> Reading passage:
Data definition guides help hospitals and healthcare offices detect, notify, and prevent privacy violations in electronic medical records.

Nicole Lewis, Contributor

May 7, 2010

2 Min Read

FairWarning has developed data definition guides that the company says will help detect and prevent breaches of patient information in healthcare settings, a growing concern as the adoption of electronic medical records accelerates.

The St. Petersburg, Fla. firm supplies cross-platform healthcare privacy auditing for EMRs, and said it has deployed privacy, auditing, and monitoring solutions in more than 300 hospitals and 1,200 clinics across the United States, Canada, and Europe.

The FairWarning Patient Privacy Framework is a series of three documents that help hospital CIOs, IT managers, and other employees implement wide-scale patient privacy auditing, breach detection, remediation, and breach prevention, the company said.

> Supplied material:
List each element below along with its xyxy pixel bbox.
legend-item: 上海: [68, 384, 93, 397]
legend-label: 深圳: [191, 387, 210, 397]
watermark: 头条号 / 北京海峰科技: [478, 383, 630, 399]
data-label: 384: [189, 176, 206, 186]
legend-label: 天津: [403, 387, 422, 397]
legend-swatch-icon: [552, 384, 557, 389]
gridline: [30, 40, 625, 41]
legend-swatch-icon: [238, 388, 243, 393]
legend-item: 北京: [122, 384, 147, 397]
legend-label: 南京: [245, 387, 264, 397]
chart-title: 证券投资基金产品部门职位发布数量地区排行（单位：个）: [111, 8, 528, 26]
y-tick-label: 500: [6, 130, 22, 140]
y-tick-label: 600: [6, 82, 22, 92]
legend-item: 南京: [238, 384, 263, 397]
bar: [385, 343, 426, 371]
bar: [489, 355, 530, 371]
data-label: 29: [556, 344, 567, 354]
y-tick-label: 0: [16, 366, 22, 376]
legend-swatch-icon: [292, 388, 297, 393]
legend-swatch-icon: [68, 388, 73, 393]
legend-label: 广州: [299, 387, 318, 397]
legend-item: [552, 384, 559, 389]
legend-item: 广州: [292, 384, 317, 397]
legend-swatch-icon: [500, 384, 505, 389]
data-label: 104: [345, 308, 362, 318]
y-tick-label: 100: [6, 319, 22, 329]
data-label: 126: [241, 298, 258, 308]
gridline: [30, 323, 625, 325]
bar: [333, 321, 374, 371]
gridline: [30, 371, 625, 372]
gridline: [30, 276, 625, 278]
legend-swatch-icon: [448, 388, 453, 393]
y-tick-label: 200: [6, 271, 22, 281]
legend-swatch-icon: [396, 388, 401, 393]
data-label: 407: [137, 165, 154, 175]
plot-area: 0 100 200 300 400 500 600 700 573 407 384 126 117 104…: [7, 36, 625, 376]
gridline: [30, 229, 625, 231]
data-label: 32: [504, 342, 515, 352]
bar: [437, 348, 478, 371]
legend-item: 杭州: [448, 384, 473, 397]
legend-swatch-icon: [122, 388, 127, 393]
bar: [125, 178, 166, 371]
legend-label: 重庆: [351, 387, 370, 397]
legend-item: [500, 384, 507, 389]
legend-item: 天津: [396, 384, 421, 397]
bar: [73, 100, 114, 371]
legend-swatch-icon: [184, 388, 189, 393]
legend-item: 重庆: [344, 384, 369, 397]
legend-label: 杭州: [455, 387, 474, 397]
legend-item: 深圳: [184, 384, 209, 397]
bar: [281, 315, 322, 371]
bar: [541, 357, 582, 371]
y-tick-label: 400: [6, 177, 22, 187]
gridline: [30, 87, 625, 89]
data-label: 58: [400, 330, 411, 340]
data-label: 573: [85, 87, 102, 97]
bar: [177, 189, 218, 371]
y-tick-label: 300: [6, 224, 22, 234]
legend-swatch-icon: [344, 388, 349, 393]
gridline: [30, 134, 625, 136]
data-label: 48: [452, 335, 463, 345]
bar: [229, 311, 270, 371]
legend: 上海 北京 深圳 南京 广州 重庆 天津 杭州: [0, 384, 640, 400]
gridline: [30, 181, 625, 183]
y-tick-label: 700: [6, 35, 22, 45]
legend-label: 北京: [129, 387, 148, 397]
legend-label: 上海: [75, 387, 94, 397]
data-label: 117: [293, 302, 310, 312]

> Instructions:
1) According to the article on FairWarning's patient privacy guides, how many hospitals has the company deployed its privacy, auditing, and monitoring solutions in?
2) Reproduce the FairWarning article word for word from "The St. Petersburg, Fla." to "the company said.".

> Answers to the tasks:
1) More than 300 hospitals.

2)
The St. Petersburg, Fla. firm supplies cross-platform healthcare privacy auditing for EMRs, and said it has deployed privacy, auditing, and monitoring solutions in more than 300 hospitals and 1,200 clinics across the United States, Canada, and Europe.

The FairWarning Patient Privacy Framework is a series of three documents that help hospital CIOs, IT managers, and other employees implement wide-scale patient privacy auditing, breach detection, remediation, and breach prevention, the company said.